[Data records]
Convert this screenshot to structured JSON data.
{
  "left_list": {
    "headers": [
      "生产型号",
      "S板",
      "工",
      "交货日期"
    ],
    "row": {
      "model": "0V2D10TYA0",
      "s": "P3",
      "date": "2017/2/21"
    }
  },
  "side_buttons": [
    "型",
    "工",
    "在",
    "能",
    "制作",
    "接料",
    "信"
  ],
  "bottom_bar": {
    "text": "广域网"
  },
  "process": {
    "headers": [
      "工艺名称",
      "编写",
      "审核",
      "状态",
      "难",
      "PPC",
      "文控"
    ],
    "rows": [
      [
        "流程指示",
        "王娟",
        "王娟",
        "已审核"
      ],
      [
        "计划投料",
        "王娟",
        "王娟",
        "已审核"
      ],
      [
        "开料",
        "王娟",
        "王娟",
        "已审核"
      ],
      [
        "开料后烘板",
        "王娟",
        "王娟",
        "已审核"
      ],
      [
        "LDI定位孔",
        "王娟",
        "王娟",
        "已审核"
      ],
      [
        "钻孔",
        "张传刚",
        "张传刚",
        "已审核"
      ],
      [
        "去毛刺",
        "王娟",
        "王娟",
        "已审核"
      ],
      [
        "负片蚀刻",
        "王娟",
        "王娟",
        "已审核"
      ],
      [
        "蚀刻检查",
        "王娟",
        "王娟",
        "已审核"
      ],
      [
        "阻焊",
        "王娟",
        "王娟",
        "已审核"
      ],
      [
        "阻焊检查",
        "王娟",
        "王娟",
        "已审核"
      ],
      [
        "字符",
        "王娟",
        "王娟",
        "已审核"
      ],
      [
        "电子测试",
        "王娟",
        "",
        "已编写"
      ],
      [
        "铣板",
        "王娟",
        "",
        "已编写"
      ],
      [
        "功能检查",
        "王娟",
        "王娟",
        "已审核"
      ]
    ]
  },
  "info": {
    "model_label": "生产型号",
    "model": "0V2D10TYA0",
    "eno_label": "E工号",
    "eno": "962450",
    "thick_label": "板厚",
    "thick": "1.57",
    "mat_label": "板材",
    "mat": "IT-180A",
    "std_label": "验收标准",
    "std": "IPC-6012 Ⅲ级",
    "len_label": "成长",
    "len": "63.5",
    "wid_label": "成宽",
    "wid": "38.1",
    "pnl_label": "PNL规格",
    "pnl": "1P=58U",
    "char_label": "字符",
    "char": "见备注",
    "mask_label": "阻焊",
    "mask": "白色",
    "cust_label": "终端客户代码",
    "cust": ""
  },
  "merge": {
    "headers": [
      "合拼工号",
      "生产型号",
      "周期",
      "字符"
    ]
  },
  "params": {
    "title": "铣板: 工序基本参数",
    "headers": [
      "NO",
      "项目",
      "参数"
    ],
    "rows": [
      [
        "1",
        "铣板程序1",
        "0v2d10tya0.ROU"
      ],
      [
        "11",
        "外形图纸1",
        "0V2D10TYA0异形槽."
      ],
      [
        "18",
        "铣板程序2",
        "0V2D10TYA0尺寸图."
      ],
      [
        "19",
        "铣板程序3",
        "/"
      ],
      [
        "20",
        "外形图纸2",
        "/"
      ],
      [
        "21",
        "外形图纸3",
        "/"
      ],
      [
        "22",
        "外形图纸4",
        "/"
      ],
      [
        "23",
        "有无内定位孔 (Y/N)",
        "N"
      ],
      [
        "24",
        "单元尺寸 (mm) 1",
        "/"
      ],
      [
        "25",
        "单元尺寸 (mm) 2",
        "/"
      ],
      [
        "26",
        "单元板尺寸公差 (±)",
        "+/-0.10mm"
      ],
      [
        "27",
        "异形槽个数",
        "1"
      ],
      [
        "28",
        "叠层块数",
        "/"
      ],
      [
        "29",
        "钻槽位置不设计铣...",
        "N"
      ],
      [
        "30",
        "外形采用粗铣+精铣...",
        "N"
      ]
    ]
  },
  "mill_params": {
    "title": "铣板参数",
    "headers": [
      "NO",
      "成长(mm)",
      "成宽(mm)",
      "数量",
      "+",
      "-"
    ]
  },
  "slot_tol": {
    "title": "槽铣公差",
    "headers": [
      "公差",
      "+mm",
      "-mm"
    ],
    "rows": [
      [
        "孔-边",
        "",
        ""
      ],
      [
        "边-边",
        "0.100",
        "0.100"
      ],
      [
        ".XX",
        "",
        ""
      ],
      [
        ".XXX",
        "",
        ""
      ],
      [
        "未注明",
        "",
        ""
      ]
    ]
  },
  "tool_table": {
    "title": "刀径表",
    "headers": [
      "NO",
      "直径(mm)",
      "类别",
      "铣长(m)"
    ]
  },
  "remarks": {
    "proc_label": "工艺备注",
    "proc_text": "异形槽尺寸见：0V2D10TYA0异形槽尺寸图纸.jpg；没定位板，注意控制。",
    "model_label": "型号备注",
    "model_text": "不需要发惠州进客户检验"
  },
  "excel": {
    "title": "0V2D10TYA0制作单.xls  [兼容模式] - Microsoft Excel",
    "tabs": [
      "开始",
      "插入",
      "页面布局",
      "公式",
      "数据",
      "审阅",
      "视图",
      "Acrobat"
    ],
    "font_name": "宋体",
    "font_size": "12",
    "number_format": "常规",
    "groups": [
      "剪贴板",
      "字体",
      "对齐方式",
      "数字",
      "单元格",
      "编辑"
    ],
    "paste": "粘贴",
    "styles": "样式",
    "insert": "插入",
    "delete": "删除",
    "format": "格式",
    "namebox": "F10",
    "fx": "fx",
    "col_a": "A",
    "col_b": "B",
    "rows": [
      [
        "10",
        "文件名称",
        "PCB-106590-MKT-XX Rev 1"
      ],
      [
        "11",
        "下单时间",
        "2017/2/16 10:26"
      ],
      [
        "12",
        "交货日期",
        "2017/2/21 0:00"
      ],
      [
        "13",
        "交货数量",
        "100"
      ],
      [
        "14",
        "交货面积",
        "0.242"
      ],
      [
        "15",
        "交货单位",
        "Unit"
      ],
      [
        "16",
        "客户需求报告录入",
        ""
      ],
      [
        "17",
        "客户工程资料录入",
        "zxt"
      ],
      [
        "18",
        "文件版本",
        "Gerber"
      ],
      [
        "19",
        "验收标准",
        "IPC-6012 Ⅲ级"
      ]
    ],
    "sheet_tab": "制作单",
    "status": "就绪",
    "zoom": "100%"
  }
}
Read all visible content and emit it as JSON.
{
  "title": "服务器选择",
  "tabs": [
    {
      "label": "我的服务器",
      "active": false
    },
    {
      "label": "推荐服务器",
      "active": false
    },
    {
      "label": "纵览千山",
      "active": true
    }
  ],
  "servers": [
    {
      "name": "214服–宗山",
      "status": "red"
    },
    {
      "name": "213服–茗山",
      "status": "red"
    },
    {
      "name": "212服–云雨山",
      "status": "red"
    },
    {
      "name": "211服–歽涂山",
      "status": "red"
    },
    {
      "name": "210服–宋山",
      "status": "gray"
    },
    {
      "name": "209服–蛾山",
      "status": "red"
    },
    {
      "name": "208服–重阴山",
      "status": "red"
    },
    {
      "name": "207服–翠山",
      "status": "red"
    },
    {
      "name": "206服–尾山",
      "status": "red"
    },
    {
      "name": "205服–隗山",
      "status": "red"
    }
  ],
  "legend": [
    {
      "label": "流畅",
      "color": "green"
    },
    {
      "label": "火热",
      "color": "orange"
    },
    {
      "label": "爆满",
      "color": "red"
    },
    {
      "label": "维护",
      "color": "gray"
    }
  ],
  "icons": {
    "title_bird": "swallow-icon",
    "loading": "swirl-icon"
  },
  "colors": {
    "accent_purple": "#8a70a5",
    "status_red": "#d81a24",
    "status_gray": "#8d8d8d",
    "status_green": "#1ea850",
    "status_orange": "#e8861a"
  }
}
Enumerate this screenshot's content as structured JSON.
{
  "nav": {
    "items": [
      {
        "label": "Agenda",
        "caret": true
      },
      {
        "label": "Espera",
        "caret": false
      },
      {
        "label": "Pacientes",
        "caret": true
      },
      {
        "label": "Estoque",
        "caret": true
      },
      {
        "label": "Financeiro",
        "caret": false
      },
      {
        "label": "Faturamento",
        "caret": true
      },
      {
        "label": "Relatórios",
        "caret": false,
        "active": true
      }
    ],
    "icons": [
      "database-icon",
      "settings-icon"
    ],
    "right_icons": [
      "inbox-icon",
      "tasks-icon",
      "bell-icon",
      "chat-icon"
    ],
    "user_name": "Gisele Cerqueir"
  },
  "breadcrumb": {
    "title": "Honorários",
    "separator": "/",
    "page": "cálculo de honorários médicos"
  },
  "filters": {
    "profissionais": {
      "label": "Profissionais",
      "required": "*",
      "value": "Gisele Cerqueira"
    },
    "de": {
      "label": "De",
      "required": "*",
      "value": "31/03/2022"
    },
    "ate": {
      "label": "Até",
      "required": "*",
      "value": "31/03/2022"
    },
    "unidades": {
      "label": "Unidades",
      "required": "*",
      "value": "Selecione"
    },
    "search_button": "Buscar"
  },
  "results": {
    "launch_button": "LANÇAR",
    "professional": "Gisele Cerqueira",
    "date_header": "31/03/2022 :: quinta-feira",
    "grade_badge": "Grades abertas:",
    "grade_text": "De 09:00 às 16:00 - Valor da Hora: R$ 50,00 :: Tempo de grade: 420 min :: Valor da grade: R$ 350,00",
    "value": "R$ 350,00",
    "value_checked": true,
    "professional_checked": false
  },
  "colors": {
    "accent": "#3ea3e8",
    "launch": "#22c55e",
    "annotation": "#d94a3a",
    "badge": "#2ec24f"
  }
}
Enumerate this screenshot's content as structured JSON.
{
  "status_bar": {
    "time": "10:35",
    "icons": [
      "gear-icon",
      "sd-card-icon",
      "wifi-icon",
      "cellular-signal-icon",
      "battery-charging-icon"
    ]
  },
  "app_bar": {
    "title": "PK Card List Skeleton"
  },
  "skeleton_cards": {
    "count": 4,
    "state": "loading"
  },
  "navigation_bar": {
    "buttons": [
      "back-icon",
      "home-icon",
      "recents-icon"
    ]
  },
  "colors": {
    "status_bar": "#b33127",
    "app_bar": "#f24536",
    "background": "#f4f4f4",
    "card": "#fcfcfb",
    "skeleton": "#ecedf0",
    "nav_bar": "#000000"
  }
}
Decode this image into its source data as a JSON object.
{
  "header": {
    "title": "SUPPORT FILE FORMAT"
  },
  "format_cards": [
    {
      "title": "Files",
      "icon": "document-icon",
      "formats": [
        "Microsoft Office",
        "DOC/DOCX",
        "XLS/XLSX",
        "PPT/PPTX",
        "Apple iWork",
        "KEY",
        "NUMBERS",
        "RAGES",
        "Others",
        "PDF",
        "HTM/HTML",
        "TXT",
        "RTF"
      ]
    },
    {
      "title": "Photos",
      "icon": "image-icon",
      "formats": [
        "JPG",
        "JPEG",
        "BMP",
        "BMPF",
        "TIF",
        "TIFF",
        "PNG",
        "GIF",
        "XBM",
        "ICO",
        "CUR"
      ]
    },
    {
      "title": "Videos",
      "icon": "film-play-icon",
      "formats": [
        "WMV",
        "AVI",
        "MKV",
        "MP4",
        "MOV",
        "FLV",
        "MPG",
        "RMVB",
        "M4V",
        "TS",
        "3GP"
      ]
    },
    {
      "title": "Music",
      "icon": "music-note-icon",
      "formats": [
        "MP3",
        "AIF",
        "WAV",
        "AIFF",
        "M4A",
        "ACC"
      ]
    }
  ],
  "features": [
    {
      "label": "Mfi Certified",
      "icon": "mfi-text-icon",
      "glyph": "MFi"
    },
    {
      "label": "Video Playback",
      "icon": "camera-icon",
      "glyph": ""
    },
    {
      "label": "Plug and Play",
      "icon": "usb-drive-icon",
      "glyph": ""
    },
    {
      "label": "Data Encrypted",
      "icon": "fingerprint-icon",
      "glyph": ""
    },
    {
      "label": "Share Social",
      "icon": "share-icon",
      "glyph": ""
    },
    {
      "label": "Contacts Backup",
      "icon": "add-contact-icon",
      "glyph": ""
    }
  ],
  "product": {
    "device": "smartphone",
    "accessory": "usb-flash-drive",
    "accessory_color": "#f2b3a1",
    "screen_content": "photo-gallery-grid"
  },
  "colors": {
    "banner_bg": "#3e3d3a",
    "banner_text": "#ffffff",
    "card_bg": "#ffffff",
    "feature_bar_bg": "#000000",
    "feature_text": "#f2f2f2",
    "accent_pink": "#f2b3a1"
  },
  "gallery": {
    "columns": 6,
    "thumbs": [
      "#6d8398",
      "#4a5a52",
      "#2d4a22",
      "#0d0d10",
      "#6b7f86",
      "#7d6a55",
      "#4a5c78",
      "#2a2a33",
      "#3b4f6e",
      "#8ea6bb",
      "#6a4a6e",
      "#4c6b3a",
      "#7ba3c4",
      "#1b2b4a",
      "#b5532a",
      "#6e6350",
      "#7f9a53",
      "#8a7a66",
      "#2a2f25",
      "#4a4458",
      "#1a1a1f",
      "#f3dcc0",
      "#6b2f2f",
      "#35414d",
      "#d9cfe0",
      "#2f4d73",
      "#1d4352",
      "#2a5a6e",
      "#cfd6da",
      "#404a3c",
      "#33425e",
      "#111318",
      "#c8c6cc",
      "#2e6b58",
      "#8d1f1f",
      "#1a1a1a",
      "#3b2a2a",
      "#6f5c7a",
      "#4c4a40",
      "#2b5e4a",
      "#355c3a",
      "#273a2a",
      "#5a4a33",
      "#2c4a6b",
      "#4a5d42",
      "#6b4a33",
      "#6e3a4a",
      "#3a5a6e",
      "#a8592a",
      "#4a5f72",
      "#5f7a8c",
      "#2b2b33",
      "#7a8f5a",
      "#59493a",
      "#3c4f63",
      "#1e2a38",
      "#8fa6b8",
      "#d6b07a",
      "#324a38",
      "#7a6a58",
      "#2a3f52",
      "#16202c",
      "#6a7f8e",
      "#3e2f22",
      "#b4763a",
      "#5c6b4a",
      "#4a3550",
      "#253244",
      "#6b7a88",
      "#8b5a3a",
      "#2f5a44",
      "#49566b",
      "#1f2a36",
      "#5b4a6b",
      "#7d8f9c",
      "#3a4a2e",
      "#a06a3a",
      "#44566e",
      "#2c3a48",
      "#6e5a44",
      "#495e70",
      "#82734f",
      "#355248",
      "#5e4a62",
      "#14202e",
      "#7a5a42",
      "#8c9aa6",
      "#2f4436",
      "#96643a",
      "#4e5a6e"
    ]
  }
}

*WHAT TO WORK ON*
From the entries above, return each line with the word "JSON" in it.

*RESULT*
Convert this screenshot to structured JSON data.
Read all visible content and emit it as JSON.
Enumerate this screenshot's content as structured JSON.
Enumerate this screenshot's content as structured JSON.
Decode this image into its source data as a JSON object.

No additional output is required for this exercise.